HOW TO COMPLETE THIS TASK => Every record must be written out once more, with nothing added or omitted.

INPUT RECORDS =>

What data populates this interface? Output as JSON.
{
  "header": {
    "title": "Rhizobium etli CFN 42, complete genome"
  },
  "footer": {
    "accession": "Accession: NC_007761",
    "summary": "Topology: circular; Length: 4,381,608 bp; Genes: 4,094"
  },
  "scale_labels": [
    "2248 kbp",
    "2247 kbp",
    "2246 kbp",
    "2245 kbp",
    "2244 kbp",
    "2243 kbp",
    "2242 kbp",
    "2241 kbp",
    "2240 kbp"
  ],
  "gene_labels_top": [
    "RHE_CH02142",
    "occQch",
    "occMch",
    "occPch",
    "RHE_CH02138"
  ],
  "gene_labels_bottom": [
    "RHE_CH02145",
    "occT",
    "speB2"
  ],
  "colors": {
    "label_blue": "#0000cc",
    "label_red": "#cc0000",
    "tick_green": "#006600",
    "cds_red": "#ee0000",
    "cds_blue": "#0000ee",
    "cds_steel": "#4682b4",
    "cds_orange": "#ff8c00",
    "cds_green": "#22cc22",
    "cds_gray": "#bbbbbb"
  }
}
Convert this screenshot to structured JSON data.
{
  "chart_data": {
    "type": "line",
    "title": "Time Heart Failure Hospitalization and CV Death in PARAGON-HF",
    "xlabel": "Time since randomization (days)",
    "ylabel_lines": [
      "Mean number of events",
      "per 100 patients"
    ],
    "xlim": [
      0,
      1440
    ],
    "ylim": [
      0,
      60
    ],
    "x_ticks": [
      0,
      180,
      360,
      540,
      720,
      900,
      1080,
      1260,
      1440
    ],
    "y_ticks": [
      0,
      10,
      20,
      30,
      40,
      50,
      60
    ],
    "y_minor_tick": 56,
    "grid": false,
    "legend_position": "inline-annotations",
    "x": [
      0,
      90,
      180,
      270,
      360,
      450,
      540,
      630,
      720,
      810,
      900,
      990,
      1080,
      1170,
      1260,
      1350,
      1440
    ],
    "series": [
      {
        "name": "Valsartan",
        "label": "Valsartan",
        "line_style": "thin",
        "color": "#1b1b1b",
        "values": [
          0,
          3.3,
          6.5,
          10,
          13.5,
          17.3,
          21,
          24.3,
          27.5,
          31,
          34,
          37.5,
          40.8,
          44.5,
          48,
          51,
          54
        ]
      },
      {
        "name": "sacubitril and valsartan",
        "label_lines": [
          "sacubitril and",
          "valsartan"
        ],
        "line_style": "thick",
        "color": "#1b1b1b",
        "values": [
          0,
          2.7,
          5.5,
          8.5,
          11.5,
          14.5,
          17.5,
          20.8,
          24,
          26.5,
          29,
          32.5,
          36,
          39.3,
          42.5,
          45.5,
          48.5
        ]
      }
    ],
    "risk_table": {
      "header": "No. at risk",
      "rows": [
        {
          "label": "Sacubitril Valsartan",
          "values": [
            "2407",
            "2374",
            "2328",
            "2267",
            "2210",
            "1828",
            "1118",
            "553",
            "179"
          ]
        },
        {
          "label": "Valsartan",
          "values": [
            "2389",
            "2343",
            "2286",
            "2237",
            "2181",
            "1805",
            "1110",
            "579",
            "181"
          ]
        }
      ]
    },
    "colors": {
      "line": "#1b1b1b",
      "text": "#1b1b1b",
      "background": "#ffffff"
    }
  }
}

ANSWER SECTION =>
What data populates this interface? Output as JSON.
{
  "header": {
    "title": "Rhizobium etli CFN 42, complete genome"
  },
  "footer": {
    "accession": "Accession: NC_007761",
    "summary": "Topology: circular; Length: 4,381,608 bp; Genes: 4,094"
  },
  "scale_labels": [
    "2248 kbp",
    "2247 kbp",
    "2246 kbp",
    "2245 kbp",
    "2244 kbp",
    "2243 kbp",
    "2242 kbp",
    "2241 kbp",
    "2240 kbp"
  ],
  "gene_labels_top": [
    "RHE_CH02142",
    "occQch",
    "occMch",
    "occPch",
    "RHE_CH02138"
  ],
  "gene_labels_bottom": [
    "RHE_CH02145",
    "occT",
    "speB2"
  ],
  "colors": {
    "label_blue": "#0000cc",
    "label_red": "#cc0000",
    "tick_green": "#006600",
    "cds_red": "#ee0000",
    "cds_blue": "#0000ee",
    "cds_steel": "#4682b4",
    "cds_orange": "#ff8c00",
    "cds_green": "#22cc22",
    "cds_gray": "#bbbbbb"
  }
}
Convert this screenshot to structured JSON data.
{
  "chart_data": {
    "type": "line",
    "title": "Time Heart Failure Hospitalization and CV Death in PARAGON-HF",
    "xlabel": "Time since randomization (days)",
    "ylabel_lines": [
      "Mean number of events",
      "per 100 patients"
    ],
    "xlim": [
      0,
      1440
    ],
    "ylim": [
      0,
      60
    ],
    "x_ticks": [
      0,
      180,
      360,
      540,
      720,
      900,
      1080,
      1260,
      1440
    ],
    "y_ticks": [
      0,
      10,
      20,
      30,
      40,
      50,
      60
    ],
    "y_minor_tick": 56,
    "grid": false,
    "legend_position": "inline-annotations",
    "x": [
      0,
      90,
      180,
      270,
      360,
      450,
      540,
      630,
      720,
      810,
      900,
      990,
      1080,
      1170,
      1260,
      1350,
      1440
    ],
    "series": [
      {
        "name": "Valsartan",
        "label": "Valsartan",
        "line_style": "thin",
        "color": "#1b1b1b",
        "values": [
          0,
          3.3,
          6.5,
          10,
          13.5,
          17.3,
          21,
          24.3,
          27.5,
          31,
          34,
          37.5,
          40.8,
          44.5,
          48,
          51,
          54
        ]
      },
      {
        "name": "sacubitril and valsartan",
        "label_lines": [
          "sacubitril and",
          "valsartan"
        ],
        "line_style": "thick",
        "color": "#1b1b1b",
        "values": [
          0,
          2.7,
          5.5,
          8.5,
          11.5,
          14.5,
          17.5,
          20.8,
          24,
          26.5,
          29,
          32.5,
          36,
          39.3,
          42.5,
          45.5,
          48.5
        ]
      }
    ],
    "risk_table": {
      "header": "No. at risk",
      "rows": [
        {
          "label": "Sacubitril Valsartan",
          "values": [
            "2407",
            "2374",
            "2328",
            "2267",
            "2210",
            "1828",
            "1118",
            "553",
            "179"
          ]
        },
        {
          "label": "Valsartan",
          "values": [
            "2389",
            "2343",
            "2286",
            "2237",
            "2181",
            "1805",
            "1110",
            "579",
            "181"
          ]
        }
      ]
    },
    "colors": {
      "line": "#1b1b1b",
      "text": "#1b1b1b",
      "background": "#ffffff"
    }
  }
}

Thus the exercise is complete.